__Quoted passage__.
Who physically rolls the randomiser or what exact sort of randomiser is used doesn't really matter here. The player is not introducing any significant setting details with their action declaration.
This doesn't make sense to me either.
The Traveller or Burning Wheel action declarations could instead be handled in the following way:
(1) Player asks the question: can I find someone who will sell illegal guns for a good price? or Isn't Evard's tower around here?
(2) The GM makes a secret roll to determine whether or not there is such a gun seller, or such a tower.
(3) The player then makes a check to determine if his/her PC knows the answer.
(4) If the player's check succeeds, the GM tells her the answer.
(This is in fact pretty close to how Classic Traveller handles a hunt for branches of the Psionics Institute - they are not handled just by application of the general Streetwise rules.)

__Record extracts__.
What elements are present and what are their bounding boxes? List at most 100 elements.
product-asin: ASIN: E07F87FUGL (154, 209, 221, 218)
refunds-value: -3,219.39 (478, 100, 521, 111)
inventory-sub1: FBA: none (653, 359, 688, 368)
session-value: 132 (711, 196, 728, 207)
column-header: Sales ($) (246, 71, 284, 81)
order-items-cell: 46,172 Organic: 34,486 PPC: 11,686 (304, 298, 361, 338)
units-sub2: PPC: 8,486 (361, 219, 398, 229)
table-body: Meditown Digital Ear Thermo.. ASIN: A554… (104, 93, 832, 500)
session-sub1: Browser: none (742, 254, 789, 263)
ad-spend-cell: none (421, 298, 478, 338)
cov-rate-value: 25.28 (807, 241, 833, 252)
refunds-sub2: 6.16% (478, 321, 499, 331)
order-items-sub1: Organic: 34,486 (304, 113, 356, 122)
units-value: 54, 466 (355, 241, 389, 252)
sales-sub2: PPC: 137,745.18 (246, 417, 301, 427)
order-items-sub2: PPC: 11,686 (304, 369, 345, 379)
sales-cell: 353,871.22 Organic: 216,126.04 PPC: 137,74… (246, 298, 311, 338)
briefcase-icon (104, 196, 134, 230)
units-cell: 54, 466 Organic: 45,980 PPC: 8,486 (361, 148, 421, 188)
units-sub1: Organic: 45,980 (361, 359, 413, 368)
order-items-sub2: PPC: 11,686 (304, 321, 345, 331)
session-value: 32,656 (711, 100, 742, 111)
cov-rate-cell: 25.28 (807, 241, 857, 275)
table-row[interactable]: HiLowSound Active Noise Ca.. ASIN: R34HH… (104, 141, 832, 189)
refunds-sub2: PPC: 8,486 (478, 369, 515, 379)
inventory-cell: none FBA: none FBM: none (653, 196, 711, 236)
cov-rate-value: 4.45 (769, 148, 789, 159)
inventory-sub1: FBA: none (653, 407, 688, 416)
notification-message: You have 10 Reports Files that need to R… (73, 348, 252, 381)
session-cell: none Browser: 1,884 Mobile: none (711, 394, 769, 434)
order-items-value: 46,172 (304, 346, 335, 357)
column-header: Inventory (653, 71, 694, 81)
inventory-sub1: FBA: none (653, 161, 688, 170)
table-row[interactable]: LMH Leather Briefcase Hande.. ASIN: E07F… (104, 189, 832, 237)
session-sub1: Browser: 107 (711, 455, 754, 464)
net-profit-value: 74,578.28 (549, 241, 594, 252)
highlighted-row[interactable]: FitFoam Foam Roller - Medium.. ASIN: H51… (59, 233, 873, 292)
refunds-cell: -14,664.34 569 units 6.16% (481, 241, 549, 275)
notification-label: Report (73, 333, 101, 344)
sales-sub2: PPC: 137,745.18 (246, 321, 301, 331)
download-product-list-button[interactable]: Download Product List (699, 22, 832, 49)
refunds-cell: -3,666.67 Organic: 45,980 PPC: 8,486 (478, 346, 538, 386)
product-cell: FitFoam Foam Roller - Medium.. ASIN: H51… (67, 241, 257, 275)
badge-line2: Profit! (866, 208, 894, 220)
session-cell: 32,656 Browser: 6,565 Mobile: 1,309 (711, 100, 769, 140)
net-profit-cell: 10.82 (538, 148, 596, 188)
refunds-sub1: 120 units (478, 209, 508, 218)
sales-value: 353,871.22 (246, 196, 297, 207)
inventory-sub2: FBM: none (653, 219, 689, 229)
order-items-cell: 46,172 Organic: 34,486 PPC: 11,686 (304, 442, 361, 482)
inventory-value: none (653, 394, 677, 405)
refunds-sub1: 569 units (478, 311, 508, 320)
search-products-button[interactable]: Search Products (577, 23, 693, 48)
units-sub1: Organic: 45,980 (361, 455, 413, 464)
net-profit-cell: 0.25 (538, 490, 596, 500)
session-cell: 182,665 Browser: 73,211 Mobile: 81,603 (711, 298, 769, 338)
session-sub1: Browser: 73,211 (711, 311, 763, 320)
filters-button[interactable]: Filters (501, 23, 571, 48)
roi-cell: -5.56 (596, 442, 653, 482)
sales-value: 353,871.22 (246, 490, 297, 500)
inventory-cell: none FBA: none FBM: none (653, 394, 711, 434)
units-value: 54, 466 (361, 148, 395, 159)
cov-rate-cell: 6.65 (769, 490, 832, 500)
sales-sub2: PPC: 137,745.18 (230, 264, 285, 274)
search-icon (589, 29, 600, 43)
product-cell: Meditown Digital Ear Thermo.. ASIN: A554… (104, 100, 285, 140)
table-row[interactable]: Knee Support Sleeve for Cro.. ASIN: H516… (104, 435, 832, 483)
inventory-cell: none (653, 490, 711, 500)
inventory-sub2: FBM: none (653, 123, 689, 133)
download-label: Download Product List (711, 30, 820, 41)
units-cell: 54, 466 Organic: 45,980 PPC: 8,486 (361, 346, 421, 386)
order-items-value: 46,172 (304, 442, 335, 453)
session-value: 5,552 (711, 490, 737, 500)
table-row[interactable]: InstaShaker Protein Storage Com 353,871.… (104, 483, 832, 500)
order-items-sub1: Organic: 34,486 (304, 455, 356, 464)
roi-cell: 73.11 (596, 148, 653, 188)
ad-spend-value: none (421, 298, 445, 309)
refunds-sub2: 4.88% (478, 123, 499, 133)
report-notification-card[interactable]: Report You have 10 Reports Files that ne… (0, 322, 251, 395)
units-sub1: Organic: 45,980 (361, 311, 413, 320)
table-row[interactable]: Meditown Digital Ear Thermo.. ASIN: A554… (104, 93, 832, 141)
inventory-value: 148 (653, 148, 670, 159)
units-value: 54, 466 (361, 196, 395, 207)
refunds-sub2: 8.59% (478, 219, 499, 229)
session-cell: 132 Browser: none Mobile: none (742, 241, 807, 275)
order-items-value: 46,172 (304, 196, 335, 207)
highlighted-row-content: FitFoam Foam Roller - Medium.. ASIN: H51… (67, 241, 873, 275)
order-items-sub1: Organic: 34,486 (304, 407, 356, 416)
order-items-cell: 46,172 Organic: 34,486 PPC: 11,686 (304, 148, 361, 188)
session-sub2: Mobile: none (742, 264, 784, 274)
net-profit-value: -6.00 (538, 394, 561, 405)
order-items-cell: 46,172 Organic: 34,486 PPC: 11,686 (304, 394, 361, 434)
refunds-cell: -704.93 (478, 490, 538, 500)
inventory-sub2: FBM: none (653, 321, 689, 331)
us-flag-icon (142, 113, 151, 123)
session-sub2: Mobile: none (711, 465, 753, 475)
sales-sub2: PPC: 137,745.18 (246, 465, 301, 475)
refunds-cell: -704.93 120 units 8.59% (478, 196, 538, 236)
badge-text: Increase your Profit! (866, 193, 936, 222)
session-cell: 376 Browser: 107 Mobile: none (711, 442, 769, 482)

__Apply what you read__.
1. Answer from the action-declaration passage.
(a) Per its opening lines, what is the player not introducing with the action declaration?
(b) In step (2), who makes the secret roll?
(c) What search does Classic Traveller handle in a way close to the four steps?
2. Continue the action-declaration passage from its last sentence.
The rows have no connection to the action-declaration passage.

__Answer list__.
1.
(a) Any significant setting details.
(b) The GM.
(c) A hunt for branches of the Psionics Institute.

2.
That would not change the range of possible outcomes in play, though it would change some of the play dynamics - eg if the player rolls a success but the GM says
you can't find it, the player knows that that is due to the GM's secret roll, and so knows her failure reflects knowledge on the part of her PC; whereas if the player rolls a failure and the GM says
you can't find it, the player doesn't know what the GM's secret roll said.
That change in dynamics is much the same as what one gets in systems that don't determine the issue of shield-blockage by reading it off a single roll by the attacking character. Eg in RuneQuest we can tell whether the PC's miss is due to being blocked by the Orc's shield (if the player rolls a hit and the GM rolls a successful shield parry for the orc) or perhaps for some other reason (if the player fails the roll to hit).
So anyway, what doesn't make sense to me is that you assert that in one case it makes no difference to who rolls the randomiser, but in the other your complaint only makes sense if that
does matter.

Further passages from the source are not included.